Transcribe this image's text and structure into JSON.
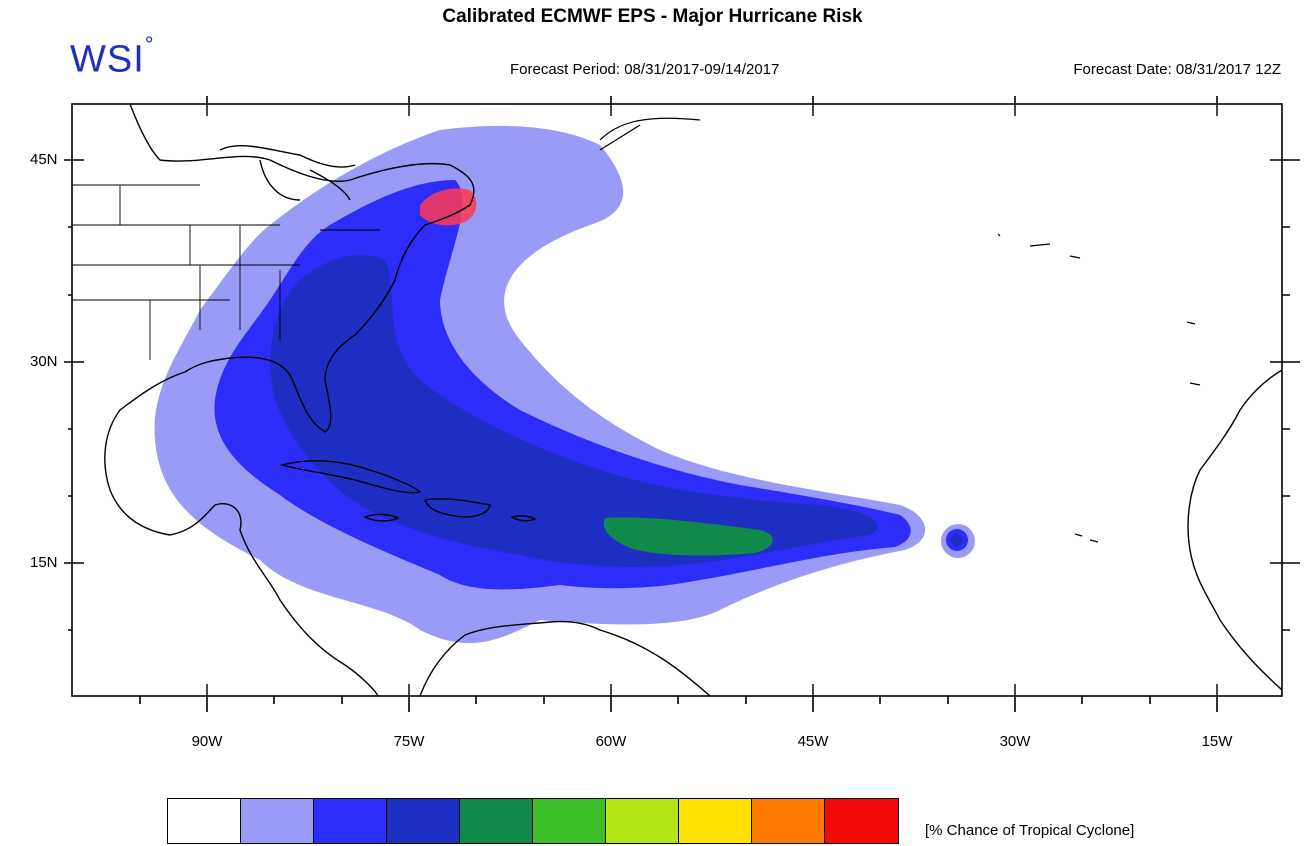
{
  "title": "Calibrated ECMWF EPS - Major Hurricane Risk",
  "logo": {
    "text": "WSI",
    "mark": "°"
  },
  "forecast_period": "Forecast Period: 08/31/2017-09/14/2017",
  "forecast_date": "Forecast Date: 08/31/2017 12Z",
  "map": {
    "y_axis_labels": [
      "45N",
      "30N",
      "15N"
    ],
    "x_axis_labels": [
      "90W",
      "75W",
      "60W",
      "45W",
      "30W",
      "15W"
    ]
  },
  "legend": {
    "label": "[% Chance of Tropical Cyclone]",
    "colors": [
      "#ffffff",
      "#9a9bf7",
      "#2d2dfa",
      "#1d2fc2",
      "#10894a",
      "#3cbe26",
      "#b4e617",
      "#ffe100",
      "#ff7a00",
      "#f50a0a"
    ]
  }
}
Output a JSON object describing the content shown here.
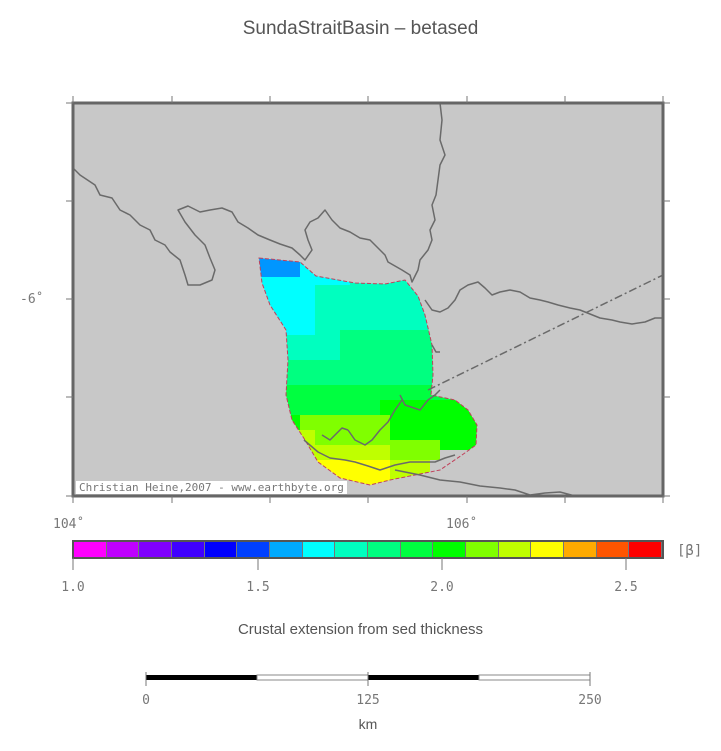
{
  "title": "SundaStraitBasin – betased",
  "map": {
    "land_color": "#c8c8c8",
    "coast_color": "#6a6a6a",
    "lat_labels": [
      "-6˚"
    ],
    "lon_labels": [
      "104˚",
      "106˚"
    ],
    "credit": "Christian Heine,2007 - www.earthbyte.org",
    "basin_grid_colors": [
      "#0096ff",
      "#00ffff",
      "#00ffbf",
      "#00ff80",
      "#00ff40",
      "#00ff00",
      "#80ff00",
      "#bfff00",
      "#ffff00"
    ]
  },
  "colorbar": {
    "colors": [
      "#ff00ff",
      "#bf00ff",
      "#8000ff",
      "#4000ff",
      "#0000ff",
      "#0040ff",
      "#00aaff",
      "#00ffff",
      "#00ffbf",
      "#00ff80",
      "#00ff40",
      "#00ff00",
      "#80ff00",
      "#bfff00",
      "#ffff00",
      "#ffaa00",
      "#ff5500",
      "#ff0000"
    ],
    "labels": [
      "1.0",
      "1.5",
      "2.0",
      "2.5"
    ],
    "unit": "[β]",
    "title": "Crustal extension from sed thickness"
  },
  "scalebar": {
    "labels": [
      "0",
      "125",
      "250"
    ],
    "unit": "km"
  }
}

WHAT IS NEEDED:
Locate all lines in the listing above with the word "JSON". Copy them.

SOLVED EXERCISE:
Transcribe this image's text and structure into JSON.
Output a JSON object describing the content shown here.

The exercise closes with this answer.